[Data listing]
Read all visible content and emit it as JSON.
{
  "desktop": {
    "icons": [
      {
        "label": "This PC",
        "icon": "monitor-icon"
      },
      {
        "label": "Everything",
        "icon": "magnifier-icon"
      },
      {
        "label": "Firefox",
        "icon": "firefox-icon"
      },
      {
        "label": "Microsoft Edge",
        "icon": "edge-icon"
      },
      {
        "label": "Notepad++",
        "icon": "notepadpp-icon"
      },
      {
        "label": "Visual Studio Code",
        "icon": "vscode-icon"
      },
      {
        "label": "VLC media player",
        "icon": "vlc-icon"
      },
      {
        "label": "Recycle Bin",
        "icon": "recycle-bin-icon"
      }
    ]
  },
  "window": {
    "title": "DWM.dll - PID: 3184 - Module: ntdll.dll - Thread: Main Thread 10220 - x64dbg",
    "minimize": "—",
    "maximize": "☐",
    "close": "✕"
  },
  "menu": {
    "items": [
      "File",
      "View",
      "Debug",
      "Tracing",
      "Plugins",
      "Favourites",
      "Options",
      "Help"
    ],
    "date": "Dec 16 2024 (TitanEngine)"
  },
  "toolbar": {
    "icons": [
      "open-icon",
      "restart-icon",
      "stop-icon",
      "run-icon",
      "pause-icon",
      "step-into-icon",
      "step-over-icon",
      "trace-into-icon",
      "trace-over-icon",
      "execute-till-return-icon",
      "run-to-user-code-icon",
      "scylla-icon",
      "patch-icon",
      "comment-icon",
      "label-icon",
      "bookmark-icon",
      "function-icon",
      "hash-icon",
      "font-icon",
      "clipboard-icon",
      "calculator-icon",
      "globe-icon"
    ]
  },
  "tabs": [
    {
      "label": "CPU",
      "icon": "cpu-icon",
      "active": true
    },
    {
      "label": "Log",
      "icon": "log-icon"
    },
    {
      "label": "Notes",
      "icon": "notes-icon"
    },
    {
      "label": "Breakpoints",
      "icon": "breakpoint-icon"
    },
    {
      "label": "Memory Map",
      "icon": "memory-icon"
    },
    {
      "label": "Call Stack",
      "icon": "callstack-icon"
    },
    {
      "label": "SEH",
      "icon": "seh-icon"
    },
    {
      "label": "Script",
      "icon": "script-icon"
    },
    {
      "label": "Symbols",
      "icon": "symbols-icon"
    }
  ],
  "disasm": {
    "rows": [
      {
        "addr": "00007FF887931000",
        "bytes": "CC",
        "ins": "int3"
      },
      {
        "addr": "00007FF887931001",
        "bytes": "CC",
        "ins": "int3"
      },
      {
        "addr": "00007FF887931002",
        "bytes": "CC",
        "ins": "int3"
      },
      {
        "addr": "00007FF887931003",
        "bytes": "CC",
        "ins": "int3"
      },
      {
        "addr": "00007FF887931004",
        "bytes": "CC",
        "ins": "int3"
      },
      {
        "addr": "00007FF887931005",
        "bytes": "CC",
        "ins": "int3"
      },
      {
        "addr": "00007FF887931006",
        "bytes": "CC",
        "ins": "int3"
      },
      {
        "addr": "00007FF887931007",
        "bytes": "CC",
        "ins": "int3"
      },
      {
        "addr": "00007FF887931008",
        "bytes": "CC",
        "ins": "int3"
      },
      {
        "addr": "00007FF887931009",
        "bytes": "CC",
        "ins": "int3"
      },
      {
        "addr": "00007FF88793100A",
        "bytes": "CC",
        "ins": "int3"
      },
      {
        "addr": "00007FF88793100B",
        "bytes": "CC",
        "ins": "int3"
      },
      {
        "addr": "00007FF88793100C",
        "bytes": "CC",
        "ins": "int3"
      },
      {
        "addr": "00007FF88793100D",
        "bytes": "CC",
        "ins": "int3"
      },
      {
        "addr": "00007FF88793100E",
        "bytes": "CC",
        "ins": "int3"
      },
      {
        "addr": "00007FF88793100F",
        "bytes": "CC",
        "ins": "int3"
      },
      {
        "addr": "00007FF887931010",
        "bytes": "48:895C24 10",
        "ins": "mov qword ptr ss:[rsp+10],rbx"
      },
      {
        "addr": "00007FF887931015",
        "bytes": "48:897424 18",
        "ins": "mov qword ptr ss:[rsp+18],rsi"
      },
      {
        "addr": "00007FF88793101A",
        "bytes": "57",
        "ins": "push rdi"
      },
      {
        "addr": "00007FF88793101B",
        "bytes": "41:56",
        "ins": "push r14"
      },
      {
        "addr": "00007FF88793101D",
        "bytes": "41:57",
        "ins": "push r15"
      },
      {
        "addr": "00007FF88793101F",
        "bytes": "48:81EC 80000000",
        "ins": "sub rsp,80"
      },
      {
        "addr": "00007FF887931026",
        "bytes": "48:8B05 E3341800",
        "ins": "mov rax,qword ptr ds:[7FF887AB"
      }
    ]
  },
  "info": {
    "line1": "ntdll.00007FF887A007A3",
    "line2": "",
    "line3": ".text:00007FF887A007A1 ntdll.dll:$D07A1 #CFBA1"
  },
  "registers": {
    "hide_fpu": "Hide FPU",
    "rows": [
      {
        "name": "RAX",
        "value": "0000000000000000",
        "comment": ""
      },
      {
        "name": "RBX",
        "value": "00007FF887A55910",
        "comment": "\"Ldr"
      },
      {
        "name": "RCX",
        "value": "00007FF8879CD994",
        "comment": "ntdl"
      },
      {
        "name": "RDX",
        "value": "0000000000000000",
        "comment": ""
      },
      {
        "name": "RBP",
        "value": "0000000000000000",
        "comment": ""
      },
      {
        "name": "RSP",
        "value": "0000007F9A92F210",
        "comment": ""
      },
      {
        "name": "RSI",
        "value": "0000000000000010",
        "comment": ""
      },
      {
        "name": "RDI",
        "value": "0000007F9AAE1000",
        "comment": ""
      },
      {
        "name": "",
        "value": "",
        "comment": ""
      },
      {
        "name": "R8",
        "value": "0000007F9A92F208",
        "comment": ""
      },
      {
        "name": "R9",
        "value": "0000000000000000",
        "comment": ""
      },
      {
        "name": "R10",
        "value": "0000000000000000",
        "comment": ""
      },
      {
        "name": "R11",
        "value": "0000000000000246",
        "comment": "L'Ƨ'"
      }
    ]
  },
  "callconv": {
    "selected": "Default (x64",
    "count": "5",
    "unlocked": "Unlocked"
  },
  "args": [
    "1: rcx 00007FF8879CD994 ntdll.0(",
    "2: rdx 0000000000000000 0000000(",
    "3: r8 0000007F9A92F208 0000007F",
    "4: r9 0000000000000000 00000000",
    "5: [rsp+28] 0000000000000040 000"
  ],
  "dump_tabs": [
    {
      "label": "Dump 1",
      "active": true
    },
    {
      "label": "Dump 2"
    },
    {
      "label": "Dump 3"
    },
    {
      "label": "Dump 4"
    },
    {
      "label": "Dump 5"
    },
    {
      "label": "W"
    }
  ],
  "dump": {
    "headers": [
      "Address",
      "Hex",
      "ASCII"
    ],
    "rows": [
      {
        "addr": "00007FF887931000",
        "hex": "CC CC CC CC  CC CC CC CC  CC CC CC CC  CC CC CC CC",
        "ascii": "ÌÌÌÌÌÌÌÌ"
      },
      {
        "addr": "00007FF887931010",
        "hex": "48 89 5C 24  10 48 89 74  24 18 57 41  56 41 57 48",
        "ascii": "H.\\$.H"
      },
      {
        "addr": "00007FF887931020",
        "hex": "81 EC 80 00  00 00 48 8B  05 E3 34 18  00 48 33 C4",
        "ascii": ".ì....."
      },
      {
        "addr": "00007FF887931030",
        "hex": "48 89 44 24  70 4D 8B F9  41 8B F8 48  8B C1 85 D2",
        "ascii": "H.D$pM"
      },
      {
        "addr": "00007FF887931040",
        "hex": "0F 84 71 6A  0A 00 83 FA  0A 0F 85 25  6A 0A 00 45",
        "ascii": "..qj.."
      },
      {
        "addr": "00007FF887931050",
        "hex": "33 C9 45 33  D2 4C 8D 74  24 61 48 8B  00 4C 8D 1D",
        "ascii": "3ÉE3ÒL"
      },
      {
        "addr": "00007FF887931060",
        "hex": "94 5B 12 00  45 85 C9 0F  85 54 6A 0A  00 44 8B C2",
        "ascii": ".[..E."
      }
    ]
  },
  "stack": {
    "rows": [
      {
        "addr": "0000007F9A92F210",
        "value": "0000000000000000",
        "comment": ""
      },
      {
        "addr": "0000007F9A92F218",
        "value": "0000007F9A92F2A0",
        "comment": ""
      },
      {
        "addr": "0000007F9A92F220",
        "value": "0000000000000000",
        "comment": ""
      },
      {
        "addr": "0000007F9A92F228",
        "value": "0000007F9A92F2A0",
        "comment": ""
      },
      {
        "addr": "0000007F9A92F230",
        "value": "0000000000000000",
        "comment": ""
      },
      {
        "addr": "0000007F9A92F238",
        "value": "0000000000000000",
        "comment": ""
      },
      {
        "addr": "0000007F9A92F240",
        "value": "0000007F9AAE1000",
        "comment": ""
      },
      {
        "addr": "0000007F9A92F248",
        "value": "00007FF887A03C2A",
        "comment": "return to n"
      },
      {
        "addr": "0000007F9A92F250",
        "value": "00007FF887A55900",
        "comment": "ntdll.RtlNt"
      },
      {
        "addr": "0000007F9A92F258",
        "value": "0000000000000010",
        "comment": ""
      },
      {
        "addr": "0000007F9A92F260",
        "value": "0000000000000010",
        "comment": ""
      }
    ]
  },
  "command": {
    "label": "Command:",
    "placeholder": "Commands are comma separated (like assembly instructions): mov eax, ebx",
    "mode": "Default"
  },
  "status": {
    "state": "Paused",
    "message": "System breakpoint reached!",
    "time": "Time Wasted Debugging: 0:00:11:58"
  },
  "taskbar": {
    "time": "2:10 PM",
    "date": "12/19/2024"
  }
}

-- Instruction --
Give the number of lines in the records that contain the string "time", with no other output.

-- The completed task --
2